Write the records out again exactly, leaving no images in.

------------------------------------

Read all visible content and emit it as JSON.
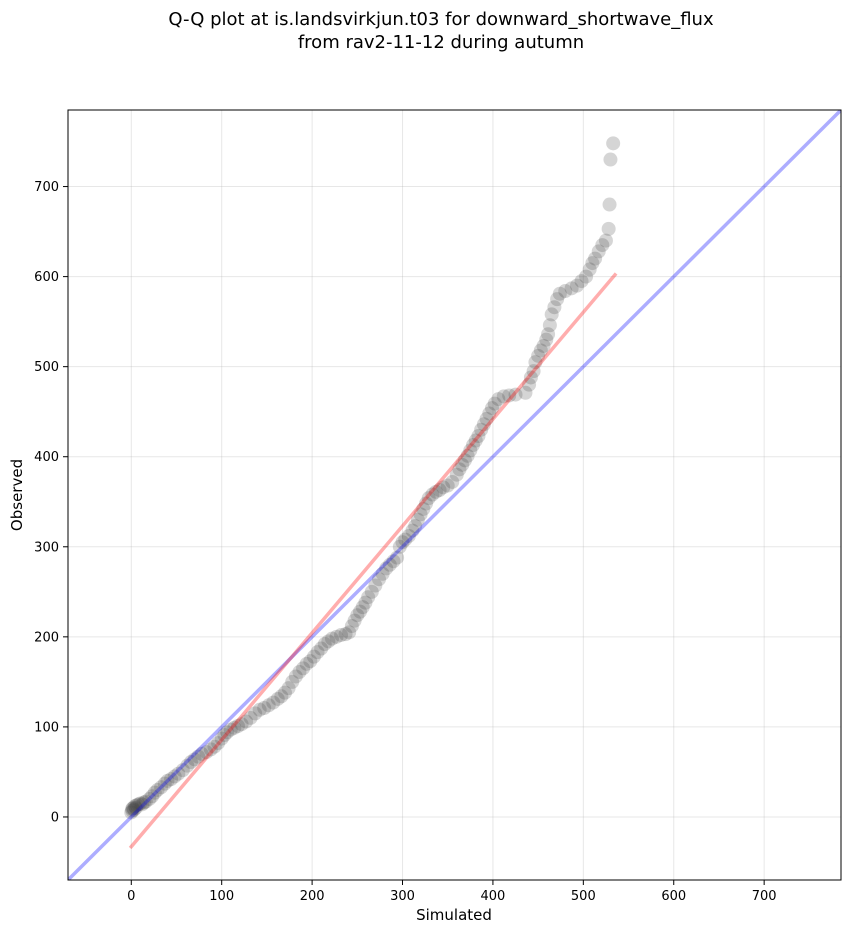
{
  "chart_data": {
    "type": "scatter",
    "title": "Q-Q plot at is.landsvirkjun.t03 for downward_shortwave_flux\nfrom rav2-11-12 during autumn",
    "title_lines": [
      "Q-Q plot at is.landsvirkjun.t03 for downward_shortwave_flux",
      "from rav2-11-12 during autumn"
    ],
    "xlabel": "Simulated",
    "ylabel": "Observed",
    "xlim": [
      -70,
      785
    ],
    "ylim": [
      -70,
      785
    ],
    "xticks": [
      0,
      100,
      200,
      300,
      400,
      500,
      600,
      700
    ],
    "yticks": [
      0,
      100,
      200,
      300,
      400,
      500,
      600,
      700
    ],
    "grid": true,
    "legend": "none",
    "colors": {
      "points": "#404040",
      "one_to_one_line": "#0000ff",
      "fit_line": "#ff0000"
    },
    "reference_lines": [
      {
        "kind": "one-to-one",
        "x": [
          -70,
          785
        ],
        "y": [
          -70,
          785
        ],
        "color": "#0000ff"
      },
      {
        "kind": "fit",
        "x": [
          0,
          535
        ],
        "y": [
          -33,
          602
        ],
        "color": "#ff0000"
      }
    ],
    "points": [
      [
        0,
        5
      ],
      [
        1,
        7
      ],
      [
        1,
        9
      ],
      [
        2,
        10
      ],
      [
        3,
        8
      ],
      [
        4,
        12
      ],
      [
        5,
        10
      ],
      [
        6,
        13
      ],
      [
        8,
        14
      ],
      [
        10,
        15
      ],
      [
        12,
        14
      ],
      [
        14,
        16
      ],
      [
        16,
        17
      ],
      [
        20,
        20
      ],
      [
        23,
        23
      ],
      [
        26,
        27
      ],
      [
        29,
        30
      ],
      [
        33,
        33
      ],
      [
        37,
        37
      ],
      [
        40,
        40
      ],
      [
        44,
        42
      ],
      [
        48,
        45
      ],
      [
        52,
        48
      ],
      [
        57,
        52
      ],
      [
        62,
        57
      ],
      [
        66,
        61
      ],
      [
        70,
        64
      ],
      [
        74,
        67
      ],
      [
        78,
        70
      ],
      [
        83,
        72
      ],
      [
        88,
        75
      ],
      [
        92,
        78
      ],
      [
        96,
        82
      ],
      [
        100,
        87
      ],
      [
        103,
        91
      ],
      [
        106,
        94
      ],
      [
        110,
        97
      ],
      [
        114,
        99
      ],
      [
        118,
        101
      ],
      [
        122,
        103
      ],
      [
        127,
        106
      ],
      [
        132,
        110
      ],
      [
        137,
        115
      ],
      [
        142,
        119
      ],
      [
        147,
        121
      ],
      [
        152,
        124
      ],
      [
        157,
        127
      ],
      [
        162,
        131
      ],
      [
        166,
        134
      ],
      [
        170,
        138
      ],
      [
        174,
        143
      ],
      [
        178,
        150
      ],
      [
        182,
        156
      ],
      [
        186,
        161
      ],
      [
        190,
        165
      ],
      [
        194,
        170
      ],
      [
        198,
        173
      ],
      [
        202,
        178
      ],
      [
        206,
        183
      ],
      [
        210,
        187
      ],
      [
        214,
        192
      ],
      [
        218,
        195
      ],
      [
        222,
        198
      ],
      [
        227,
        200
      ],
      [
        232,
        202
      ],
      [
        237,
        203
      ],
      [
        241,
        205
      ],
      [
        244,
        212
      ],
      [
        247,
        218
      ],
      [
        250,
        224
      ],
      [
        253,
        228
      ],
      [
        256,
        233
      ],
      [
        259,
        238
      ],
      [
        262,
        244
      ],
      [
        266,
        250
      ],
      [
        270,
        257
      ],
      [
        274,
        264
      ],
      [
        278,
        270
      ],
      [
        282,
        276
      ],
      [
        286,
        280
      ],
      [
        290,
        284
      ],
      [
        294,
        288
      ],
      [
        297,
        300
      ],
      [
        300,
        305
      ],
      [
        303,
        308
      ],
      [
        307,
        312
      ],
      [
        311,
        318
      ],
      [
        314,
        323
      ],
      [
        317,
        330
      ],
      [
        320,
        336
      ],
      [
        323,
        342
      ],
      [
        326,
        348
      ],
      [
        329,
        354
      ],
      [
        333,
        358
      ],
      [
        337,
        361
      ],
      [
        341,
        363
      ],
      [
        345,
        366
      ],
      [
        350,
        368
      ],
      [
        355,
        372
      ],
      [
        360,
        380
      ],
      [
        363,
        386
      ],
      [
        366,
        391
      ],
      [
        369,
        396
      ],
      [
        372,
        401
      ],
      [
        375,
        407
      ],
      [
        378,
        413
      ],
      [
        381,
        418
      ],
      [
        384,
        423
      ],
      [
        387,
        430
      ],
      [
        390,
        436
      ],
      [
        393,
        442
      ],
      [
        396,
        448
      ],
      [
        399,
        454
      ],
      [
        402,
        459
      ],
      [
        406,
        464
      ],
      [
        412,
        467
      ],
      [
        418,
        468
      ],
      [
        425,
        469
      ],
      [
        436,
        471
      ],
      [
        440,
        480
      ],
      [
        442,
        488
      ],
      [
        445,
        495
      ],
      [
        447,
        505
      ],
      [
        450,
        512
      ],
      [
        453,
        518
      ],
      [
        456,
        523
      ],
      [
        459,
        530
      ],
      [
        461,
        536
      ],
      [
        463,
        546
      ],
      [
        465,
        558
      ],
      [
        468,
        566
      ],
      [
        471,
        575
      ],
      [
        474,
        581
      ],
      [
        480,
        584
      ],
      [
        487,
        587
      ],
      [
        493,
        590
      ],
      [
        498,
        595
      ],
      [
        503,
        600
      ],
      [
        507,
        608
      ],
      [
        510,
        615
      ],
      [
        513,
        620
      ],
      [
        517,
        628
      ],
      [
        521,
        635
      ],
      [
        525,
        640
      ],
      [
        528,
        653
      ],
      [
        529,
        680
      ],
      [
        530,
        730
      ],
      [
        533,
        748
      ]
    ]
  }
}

------------------------------------

* [Expected answer]:
Read all visible content and emit it as JSON.
{
  "chart_data": {
    "type": "scatter",
    "title": "Q-Q plot at is.landsvirkjun.t03 for downward_shortwave_flux\nfrom rav2-11-12 during autumn",
    "title_lines": [
      "Q-Q plot at is.landsvirkjun.t03 for downward_shortwave_flux",
      "from rav2-11-12 during autumn"
    ],
    "xlabel": "Simulated",
    "ylabel": "Observed",
    "xlim": [
      -70,
      785
    ],
    "ylim": [
      -70,
      785
    ],
    "xticks": [
      0,
      100,
      200,
      300,
      400,
      500,
      600,
      700
    ],
    "yticks": [
      0,
      100,
      200,
      300,
      400,
      500,
      600,
      700
    ],
    "grid": true,
    "legend": "none",
    "colors": {
      "points": "#404040",
      "one_to_one_line": "#0000ff",
      "fit_line": "#ff0000"
    },
    "reference_lines": [
      {
        "kind": "one-to-one",
        "x": [
          -70,
          785
        ],
        "y": [
          -70,
          785
        ],
        "color": "#0000ff"
      },
      {
        "kind": "fit",
        "x": [
          0,
          535
        ],
        "y": [
          -33,
          602
        ],
        "color": "#ff0000"
      }
    ],
    "points": [
      [
        0,
        5
      ],
      [
        1,
        7
      ],
      [
        1,
        9
      ],
      [
        2,
        10
      ],
      [
        3,
        8
      ],
      [
        4,
        12
      ],
      [
        5,
        10
      ],
      [
        6,
        13
      ],
      [
        8,
        14
      ],
      [
        10,
        15
      ],
      [
        12,
        14
      ],
      [
        14,
        16
      ],
      [
        16,
        17
      ],
      [
        20,
        20
      ],
      [
        23,
        23
      ],
      [
        26,
        27
      ],
      [
        29,
        30
      ],
      [
        33,
        33
      ],
      [
        37,
        37
      ],
      [
        40,
        40
      ],
      [
        44,
        42
      ],
      [
        48,
        45
      ],
      [
        52,
        48
      ],
      [
        57,
        52
      ],
      [
        62,
        57
      ],
      [
        66,
        61
      ],
      [
        70,
        64
      ],
      [
        74,
        67
      ],
      [
        78,
        70
      ],
      [
        83,
        72
      ],
      [
        88,
        75
      ],
      [
        92,
        78
      ],
      [
        96,
        82
      ],
      [
        100,
        87
      ],
      [
        103,
        91
      ],
      [
        106,
        94
      ],
      [
        110,
        97
      ],
      [
        114,
        99
      ],
      [
        118,
        101
      ],
      [
        122,
        103
      ],
      [
        127,
        106
      ],
      [
        132,
        110
      ],
      [
        137,
        115
      ],
      [
        142,
        119
      ],
      [
        147,
        121
      ],
      [
        152,
        124
      ],
      [
        157,
        127
      ],
      [
        162,
        131
      ],
      [
        166,
        134
      ],
      [
        170,
        138
      ],
      [
        174,
        143
      ],
      [
        178,
        150
      ],
      [
        182,
        156
      ],
      [
        186,
        161
      ],
      [
        190,
        165
      ],
      [
        194,
        170
      ],
      [
        198,
        173
      ],
      [
        202,
        178
      ],
      [
        206,
        183
      ],
      [
        210,
        187
      ],
      [
        214,
        192
      ],
      [
        218,
        195
      ],
      [
        222,
        198
      ],
      [
        227,
        200
      ],
      [
        232,
        202
      ],
      [
        237,
        203
      ],
      [
        241,
        205
      ],
      [
        244,
        212
      ],
      [
        247,
        218
      ],
      [
        250,
        224
      ],
      [
        253,
        228
      ],
      [
        256,
        233
      ],
      [
        259,
        238
      ],
      [
        262,
        244
      ],
      [
        266,
        250
      ],
      [
        270,
        257
      ],
      [
        274,
        264
      ],
      [
        278,
        270
      ],
      [
        282,
        276
      ],
      [
        286,
        280
      ],
      [
        290,
        284
      ],
      [
        294,
        288
      ],
      [
        297,
        300
      ],
      [
        300,
        305
      ],
      [
        303,
        308
      ],
      [
        307,
        312
      ],
      [
        311,
        318
      ],
      [
        314,
        323
      ],
      [
        317,
        330
      ],
      [
        320,
        336
      ],
      [
        323,
        342
      ],
      [
        326,
        348
      ],
      [
        329,
        354
      ],
      [
        333,
        358
      ],
      [
        337,
        361
      ],
      [
        341,
        363
      ],
      [
        345,
        366
      ],
      [
        350,
        368
      ],
      [
        355,
        372
      ],
      [
        360,
        380
      ],
      [
        363,
        386
      ],
      [
        366,
        391
      ],
      [
        369,
        396
      ],
      [
        372,
        401
      ],
      [
        375,
        407
      ],
      [
        378,
        413
      ],
      [
        381,
        418
      ],
      [
        384,
        423
      ],
      [
        387,
        430
      ],
      [
        390,
        436
      ],
      [
        393,
        442
      ],
      [
        396,
        448
      ],
      [
        399,
        454
      ],
      [
        402,
        459
      ],
      [
        406,
        464
      ],
      [
        412,
        467
      ],
      [
        418,
        468
      ],
      [
        425,
        469
      ],
      [
        436,
        471
      ],
      [
        440,
        480
      ],
      [
        442,
        488
      ],
      [
        445,
        495
      ],
      [
        447,
        505
      ],
      [
        450,
        512
      ],
      [
        453,
        518
      ],
      [
        456,
        523
      ],
      [
        459,
        530
      ],
      [
        461,
        536
      ],
      [
        463,
        546
      ],
      [
        465,
        558
      ],
      [
        468,
        566
      ],
      [
        471,
        575
      ],
      [
        474,
        581
      ],
      [
        480,
        584
      ],
      [
        487,
        587
      ],
      [
        493,
        590
      ],
      [
        498,
        595
      ],
      [
        503,
        600
      ],
      [
        507,
        608
      ],
      [
        510,
        615
      ],
      [
        513,
        620
      ],
      [
        517,
        628
      ],
      [
        521,
        635
      ],
      [
        525,
        640
      ],
      [
        528,
        653
      ],
      [
        529,
        680
      ],
      [
        530,
        730
      ],
      [
        533,
        748
      ]
    ]
  }
}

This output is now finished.